## Short exercise
Without the images, write out all of the following entries exactly.

(Saved entries)
· · · ·

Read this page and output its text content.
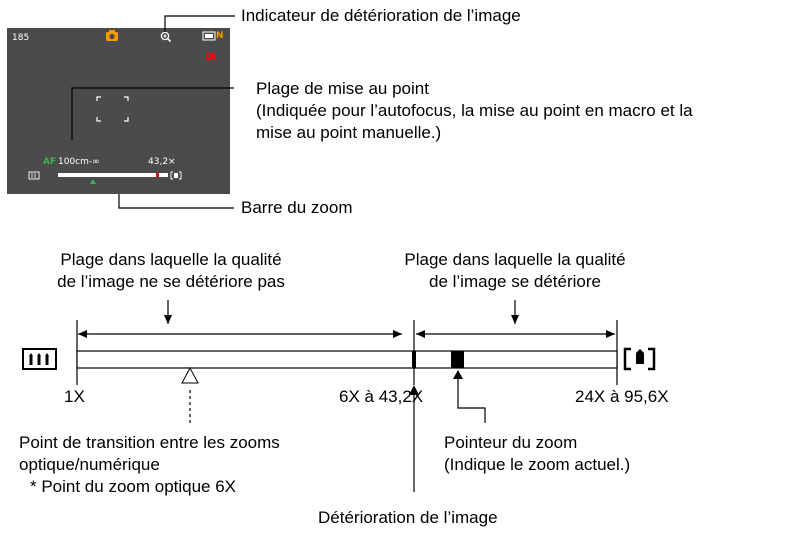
185	N
AF 100cm-∞	43,2×
Indicateur de détérioration de l’image
Plage de mise au point
(Indiquée pour l’autofocus, la mise au point en macro et la
mise au point manuelle.)
Barre du zoom
Plage dans laquelle la qualité
de l’image ne se détériore pas
Plage dans laquelle la qualité
de l’image se détériore
1X	6X à 43,2X	24X à 95,6X
Point de transition entre les zooms
optique/numérique
* Point du zoom optique 6X
Pointeur du zoom
(Indique le zoom actuel.)
Détérioration de l’image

· · · ·

## Result for this task
Read this page and output its text content.
185	N
AF 100cm-∞	43,2×
Indicateur de détérioration de l’image
Plage de mise au point
(Indiquée pour l’autofocus, la mise au point en macro et la
mise au point manuelle.)
Barre du zoom
Plage dans laquelle la qualité
de l’image ne se détériore pas
Plage dans laquelle la qualité
de l’image se détériore
1X	6X à 43,2X	24X à 95,6X
Point de transition entre les zooms
optique/numérique
* Point du zoom optique 6X
Pointeur du zoom
(Indique le zoom actuel.)
Détérioration de l’image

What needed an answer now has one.